Repeat the listing exactly as given, omitting every image.

┌──

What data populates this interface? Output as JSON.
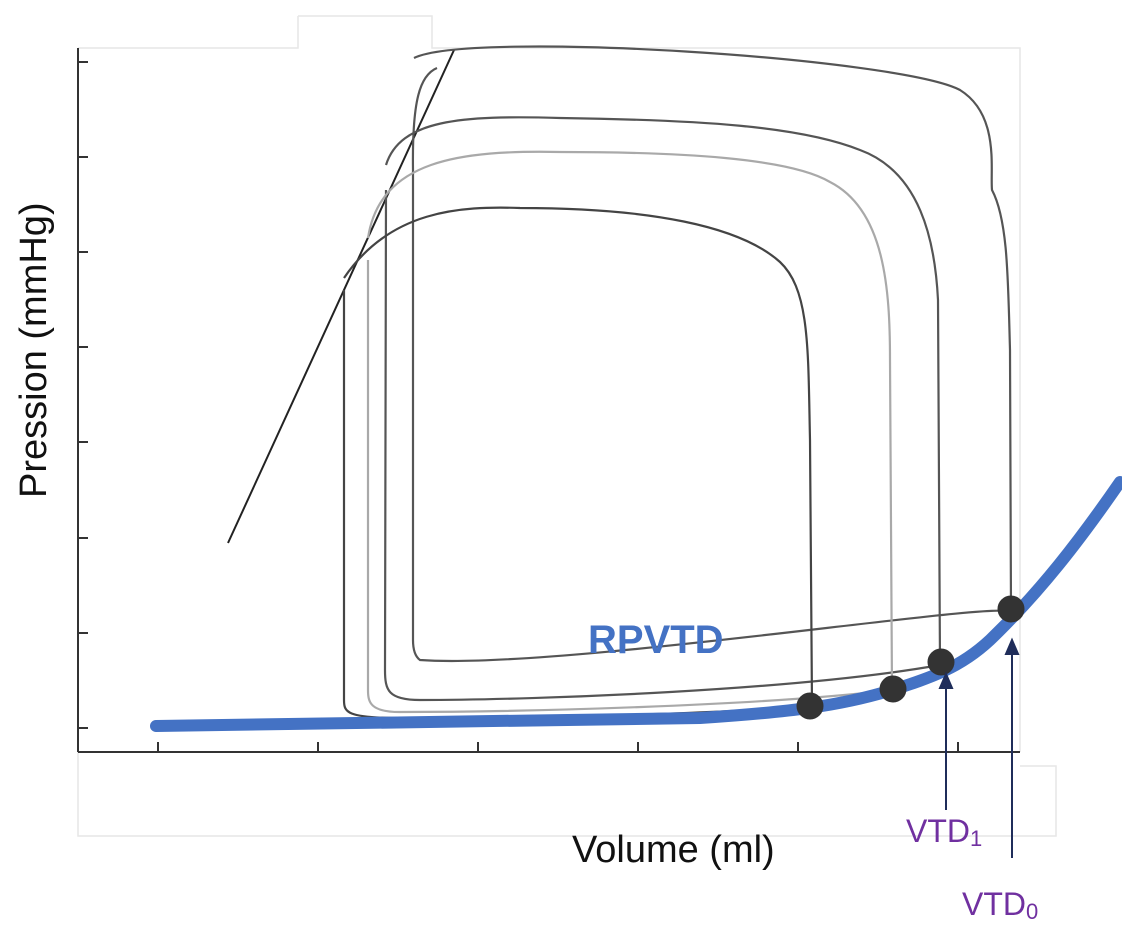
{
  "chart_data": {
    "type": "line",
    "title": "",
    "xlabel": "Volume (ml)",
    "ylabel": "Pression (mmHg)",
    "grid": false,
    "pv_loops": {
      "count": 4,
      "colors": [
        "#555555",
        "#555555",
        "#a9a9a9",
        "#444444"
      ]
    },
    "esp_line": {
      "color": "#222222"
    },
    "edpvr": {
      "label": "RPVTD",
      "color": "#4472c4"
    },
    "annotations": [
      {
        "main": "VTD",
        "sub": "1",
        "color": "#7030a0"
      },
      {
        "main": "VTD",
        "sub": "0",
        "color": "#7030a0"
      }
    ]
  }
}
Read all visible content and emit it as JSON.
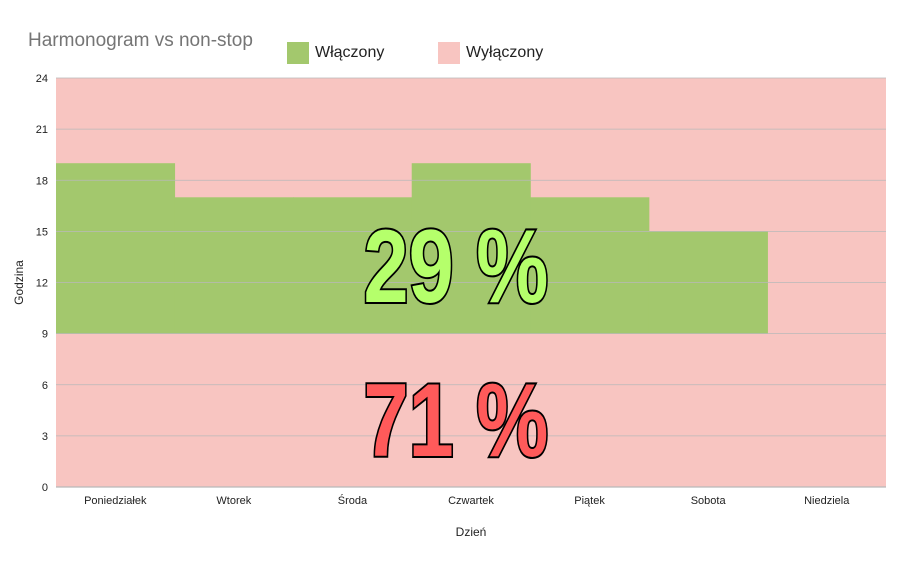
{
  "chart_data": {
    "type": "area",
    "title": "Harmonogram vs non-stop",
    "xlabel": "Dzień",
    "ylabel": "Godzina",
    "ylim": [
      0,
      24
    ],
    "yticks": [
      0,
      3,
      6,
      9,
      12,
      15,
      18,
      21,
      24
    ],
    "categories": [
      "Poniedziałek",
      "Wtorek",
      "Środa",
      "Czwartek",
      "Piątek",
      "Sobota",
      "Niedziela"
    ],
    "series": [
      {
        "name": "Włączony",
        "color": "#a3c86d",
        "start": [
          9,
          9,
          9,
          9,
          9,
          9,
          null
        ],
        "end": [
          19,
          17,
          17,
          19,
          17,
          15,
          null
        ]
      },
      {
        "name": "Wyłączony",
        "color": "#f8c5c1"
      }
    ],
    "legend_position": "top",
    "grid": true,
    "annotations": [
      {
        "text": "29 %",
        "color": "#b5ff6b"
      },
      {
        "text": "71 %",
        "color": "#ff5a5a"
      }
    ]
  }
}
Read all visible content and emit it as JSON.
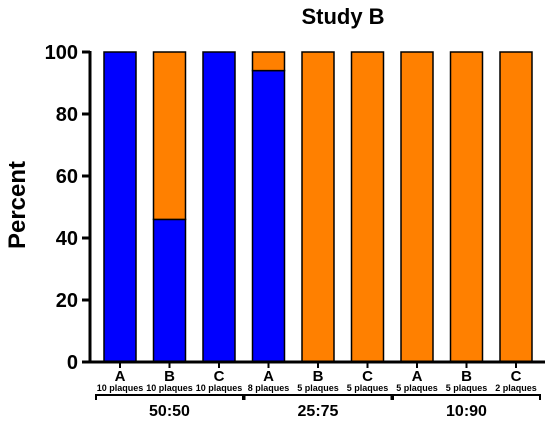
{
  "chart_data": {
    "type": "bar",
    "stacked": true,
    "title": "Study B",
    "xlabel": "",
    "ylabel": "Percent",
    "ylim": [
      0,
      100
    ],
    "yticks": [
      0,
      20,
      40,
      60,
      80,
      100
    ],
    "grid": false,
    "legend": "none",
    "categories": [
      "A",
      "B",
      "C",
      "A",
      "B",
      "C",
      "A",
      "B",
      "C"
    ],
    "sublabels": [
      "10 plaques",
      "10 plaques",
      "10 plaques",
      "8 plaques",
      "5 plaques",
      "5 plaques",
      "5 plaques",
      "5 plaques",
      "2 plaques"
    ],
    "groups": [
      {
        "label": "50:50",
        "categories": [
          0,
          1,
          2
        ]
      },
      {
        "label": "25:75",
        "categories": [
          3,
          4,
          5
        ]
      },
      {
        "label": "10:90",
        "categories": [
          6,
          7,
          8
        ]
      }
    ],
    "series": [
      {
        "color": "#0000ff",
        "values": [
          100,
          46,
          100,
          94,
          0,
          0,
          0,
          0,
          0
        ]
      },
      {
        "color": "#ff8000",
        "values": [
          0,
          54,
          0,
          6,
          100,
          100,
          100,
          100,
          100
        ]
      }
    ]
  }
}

└──

## SOLUTION TO THIS EXERCISE
What data populates this interface? Output as JSON.
{
  "chart_data": {
    "type": "line",
    "title": "",
    "xlabel": "Volume (ml)",
    "ylabel": "Pression (mmHg)",
    "grid": false,
    "pv_loops": {
      "count": 4,
      "colors": [
        "#555555",
        "#555555",
        "#a9a9a9",
        "#444444"
      ]
    },
    "esp_line": {
      "color": "#222222"
    },
    "edpvr": {
      "label": "RPVTD",
      "color": "#4472c4"
    },
    "annotations": [
      {
        "main": "VTD",
        "sub": "1",
        "color": "#7030a0"
      },
      {
        "main": "VTD",
        "sub": "0",
        "color": "#7030a0"
      }
    ]
  }
}
Read all visible content and emit it as JSON.
{
  "chart_data": {
    "type": "area",
    "title": "Harmonogram vs non-stop",
    "xlabel": "Dzień",
    "ylabel": "Godzina",
    "ylim": [
      0,
      24
    ],
    "yticks": [
      0,
      3,
      6,
      9,
      12,
      15,
      18,
      21,
      24
    ],
    "categories": [
      "Poniedziałek",
      "Wtorek",
      "Środa",
      "Czwartek",
      "Piątek",
      "Sobota",
      "Niedziela"
    ],
    "series": [
      {
        "name": "Włączony",
        "color": "#a3c86d",
        "start": [
          9,
          9,
          9,
          9,
          9,
          9,
          null
        ],
        "end": [
          19,
          17,
          17,
          19,
          17,
          15,
          null
        ]
      },
      {
        "name": "Wyłączony",
        "color": "#f8c5c1"
      }
    ],
    "legend_position": "top",
    "grid": true,
    "annotations": [
      {
        "text": "29 %",
        "color": "#b5ff6b"
      },
      {
        "text": "71 %",
        "color": "#ff5a5a"
      }
    ]
  }
}
Read all visible content and emit it as JSON.
{
  "chart_data": {
    "type": "bar",
    "stacked": true,
    "title": "Study B",
    "xlabel": "",
    "ylabel": "Percent",
    "ylim": [
      0,
      100
    ],
    "yticks": [
      0,
      20,
      40,
      60,
      80,
      100
    ],
    "grid": false,
    "legend": "none",
    "categories": [
      "A",
      "B",
      "C",
      "A",
      "B",
      "C",
      "A",
      "B",
      "C"
    ],
    "sublabels": [
      "10 plaques",
      "10 plaques",
      "10 plaques",
      "8 plaques",
      "5 plaques",
      "5 plaques",
      "5 plaques",
      "5 plaques",
      "2 plaques"
    ],
    "groups": [
      {
        "label": "50:50",
        "categories": [
          0,
          1,
          2
        ]
      },
      {
        "label": "25:75",
        "categories": [
          3,
          4,
          5
        ]
      },
      {
        "label": "10:90",
        "categories": [
          6,
          7,
          8
        ]
      }
    ],
    "series": [
      {
        "color": "#0000ff",
        "values": [
          100,
          46,
          100,
          94,
          0,
          0,
          0,
          0,
          0
        ]
      },
      {
        "color": "#ff8000",
        "values": [
          0,
          54,
          0,
          6,
          100,
          100,
          100,
          100,
          100
        ]
      }
    ]
  }
}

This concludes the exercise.